Excerpts from a dataset
____________________

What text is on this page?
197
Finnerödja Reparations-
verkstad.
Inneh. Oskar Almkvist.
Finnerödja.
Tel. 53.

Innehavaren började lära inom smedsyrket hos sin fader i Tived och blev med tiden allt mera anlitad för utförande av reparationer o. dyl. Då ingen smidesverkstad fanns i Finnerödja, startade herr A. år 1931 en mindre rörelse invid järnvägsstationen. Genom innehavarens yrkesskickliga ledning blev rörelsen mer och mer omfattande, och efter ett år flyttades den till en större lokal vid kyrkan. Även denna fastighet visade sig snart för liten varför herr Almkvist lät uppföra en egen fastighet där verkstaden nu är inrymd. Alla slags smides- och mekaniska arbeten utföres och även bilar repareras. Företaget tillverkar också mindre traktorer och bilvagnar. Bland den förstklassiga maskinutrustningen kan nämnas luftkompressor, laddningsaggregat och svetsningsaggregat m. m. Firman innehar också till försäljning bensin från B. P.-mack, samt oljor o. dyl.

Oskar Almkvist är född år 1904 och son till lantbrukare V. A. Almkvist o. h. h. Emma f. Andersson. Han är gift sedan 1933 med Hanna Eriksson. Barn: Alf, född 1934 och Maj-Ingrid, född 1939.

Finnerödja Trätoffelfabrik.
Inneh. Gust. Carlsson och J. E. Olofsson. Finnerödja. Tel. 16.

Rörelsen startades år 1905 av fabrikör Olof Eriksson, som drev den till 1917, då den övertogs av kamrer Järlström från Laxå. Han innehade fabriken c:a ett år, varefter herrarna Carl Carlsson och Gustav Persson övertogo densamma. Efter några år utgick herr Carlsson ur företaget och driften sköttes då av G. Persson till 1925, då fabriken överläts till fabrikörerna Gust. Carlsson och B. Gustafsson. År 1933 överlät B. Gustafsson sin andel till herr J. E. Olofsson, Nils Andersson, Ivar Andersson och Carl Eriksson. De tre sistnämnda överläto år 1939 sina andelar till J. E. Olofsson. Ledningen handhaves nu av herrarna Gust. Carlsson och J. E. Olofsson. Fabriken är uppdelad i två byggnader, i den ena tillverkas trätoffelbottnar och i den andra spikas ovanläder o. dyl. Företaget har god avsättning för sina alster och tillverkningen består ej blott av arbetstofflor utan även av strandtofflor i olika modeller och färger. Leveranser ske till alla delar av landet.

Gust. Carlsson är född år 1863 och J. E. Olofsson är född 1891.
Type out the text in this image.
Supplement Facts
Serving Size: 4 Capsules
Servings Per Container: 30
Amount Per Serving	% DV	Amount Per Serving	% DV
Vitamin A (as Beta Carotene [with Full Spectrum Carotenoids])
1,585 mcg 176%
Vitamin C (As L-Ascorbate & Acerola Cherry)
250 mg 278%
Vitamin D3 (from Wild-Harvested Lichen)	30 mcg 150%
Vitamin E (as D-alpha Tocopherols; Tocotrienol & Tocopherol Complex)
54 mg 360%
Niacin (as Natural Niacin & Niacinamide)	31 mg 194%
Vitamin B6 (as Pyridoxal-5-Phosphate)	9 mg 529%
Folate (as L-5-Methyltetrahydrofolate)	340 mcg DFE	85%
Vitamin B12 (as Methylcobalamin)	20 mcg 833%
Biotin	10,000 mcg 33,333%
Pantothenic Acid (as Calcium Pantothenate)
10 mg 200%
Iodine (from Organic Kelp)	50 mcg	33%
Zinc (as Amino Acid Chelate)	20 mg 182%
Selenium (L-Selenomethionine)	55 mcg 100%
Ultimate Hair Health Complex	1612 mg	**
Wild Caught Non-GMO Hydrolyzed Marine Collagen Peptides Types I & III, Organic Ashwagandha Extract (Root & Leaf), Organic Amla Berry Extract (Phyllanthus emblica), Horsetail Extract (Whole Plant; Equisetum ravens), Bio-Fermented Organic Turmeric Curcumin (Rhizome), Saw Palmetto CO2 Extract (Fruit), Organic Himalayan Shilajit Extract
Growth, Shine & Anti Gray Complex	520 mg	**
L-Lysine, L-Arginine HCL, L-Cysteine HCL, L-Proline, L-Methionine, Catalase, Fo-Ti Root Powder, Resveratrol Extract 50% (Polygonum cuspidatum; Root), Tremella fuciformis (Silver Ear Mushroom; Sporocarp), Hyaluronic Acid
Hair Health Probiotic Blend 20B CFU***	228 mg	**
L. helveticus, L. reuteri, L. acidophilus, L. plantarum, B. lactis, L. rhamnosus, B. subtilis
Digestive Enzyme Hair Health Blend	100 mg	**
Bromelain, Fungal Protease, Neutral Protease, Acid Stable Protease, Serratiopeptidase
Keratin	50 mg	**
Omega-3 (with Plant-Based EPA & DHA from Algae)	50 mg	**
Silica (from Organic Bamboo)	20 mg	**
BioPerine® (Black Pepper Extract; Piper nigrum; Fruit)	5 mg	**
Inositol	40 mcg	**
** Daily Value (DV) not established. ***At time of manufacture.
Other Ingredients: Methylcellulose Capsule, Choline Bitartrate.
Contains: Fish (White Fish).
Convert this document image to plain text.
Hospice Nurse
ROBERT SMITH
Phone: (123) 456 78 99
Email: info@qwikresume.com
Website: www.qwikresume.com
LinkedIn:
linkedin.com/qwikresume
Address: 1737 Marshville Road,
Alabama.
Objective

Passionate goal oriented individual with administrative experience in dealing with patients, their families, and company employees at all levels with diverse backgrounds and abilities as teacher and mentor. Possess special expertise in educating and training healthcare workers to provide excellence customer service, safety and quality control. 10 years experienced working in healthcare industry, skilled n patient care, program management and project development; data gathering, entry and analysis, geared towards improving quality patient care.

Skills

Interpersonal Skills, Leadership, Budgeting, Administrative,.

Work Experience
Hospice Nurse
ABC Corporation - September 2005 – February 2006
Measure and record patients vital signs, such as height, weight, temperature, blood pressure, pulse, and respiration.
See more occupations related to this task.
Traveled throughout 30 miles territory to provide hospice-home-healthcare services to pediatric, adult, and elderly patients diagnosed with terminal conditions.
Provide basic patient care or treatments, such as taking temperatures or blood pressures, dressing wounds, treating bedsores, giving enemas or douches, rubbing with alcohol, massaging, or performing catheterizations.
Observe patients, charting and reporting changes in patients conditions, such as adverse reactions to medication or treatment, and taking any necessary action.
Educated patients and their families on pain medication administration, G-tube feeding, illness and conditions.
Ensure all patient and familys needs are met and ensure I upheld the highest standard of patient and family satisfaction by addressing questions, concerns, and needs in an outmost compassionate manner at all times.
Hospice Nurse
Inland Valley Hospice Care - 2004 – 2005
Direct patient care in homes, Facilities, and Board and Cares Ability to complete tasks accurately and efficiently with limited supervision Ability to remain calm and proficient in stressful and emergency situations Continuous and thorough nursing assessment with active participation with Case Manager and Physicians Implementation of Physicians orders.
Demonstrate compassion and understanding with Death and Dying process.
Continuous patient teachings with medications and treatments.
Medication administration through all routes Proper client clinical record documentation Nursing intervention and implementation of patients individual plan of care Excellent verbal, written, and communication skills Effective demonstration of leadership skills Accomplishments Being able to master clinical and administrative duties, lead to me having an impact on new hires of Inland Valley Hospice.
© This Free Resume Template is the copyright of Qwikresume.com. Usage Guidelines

____________________

What the task asks: Each line above that contains the word "Fruit" must be copied.

Solution for this task:
Wild Caught Non-GMO Hydrolyzed Marine Collagen Peptides Types I & III, Organic Ashwagandha Extract (Root & Leaf), Organic Amla Berry Extract (Phyllanthus emblica), Horsetail Extract (Whole Plant; Equisetum ravens), Bio-Fermented Organic Turmeric Curcumin (Rhizome), Saw Palmetto CO2 Extract (Fruit), Organic Himalayan Shilajit Extract
BioPerine® (Black Pepper Extract; Piper nigrum; Fruit)	5 mg	**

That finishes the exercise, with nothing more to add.